━━━ Estratto ━━━

Cosenza città sporca

I viaggiatori sottolineavano, tuttavia, che all’estrema cura della persona non corrispondeva quella per il decoro della città, descritta come particolarmente sporca e in abbandono. La struttura urbana appariva assai modesta, fatta da viuzze strette e ripide, alcune delle quali s’insinuavano al di sotto dei palazzi in portici tortuosi e bui. Questa trama edilizia monotona e povera era rotta, di tanto in tanto, da palazzi nobiliari di sobrie linee architettoniche, con ampi portoni e cortili.

Cosenza era talmente sudicia da «fare pietà». Per Maurel la città poteva essere meravigliosa solo se la si visitava senza fermarsi: nonostante un viaggiatore del ventesimo secolo fosse disposto a sacrificare alcuni comfort per soddisfare la sua sete di conoscenza, a tutto c’era un limite! Se si voleva sapere cos’era la sporcizia, bisognava visitare Cosenza. Egli era rimasto talmente sconvolto dal lerciume che lo circondava, da decidere di concludere la giornata in montagna, tra capre che gli sembravano profumate!

━━━

Esercizi —
1. Rispondi alle seguenti domande sul brano su Cosenza.
(a) Come sono descritte le viuzze della città?
(b) Che cosa rompeva, di tanto in tanto, la trama edilizia monotona e povera?
(c) Dove decise Maurel di concludere la giornata?
2. Stabilisci se ciascuna affermazione concorda con il brano su Cosenza.
(a) I viaggiatori trovavano la città curata quanto la persona dei suoi abitanti.
(b) Per Maurel la città poteva essere meravigliosa solo visitandola senza fermarsi.
(c) A Maurel le capre sembravano maleodoranti.
3. Prosegui il brano su Cosenza a partire dalla sua ultima frase.

━━━ Blocco di dati ━━━

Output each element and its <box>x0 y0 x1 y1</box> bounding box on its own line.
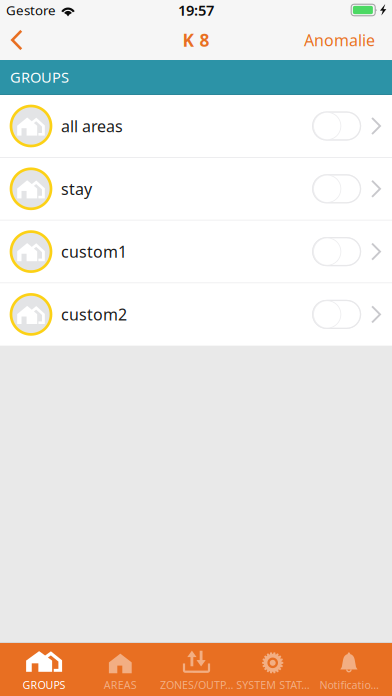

━━━

Soluzioni —
1.
(a) Strette e ripide, e alcune s'insinuavano al di sotto dei palazzi in portici tortuosi e bui.
(b) Palazzi nobiliari di sobrie linee architettoniche, con ampi portoni e cortili.
(c) In montagna, tra capre che gli sembravano profumate.

2.
(a) No: "all’estrema cura della persona non corrispondeva quella per il decoro della città".
(b) Sì: "la città poteva essere meravigliosa solo se la si visitava senza fermarsi".
(c) No: "tra capre che gli sembravano profumate!"

3.
Parlavano troppo 

Altro aspetto che rimarcavano i viaggiatori sui cosentini era la loro eccessiva loquacità. Alcuni stranieri erano infastiditi di dover sopportare le chiacchere delle persone presso cui erano ospiti e dichiaravano apertamente che avrebbero fatto volentieri a meno di ascoltarle. De Tavel ricordava che i cittadini usavano tutta la loro astuzia se volevano persuadere qualcuno: le loro maniere diventavano striscianti e insinuanti e, se non si conosceva la perfidia di cui erano capaci, si rimaneva puntualmente beffati; dotati di grande talento nel giudicare il carattere delle persone, estremamente furbi e adulatori, non risparmiavano alcun mezzo per raggiungere i propri fini.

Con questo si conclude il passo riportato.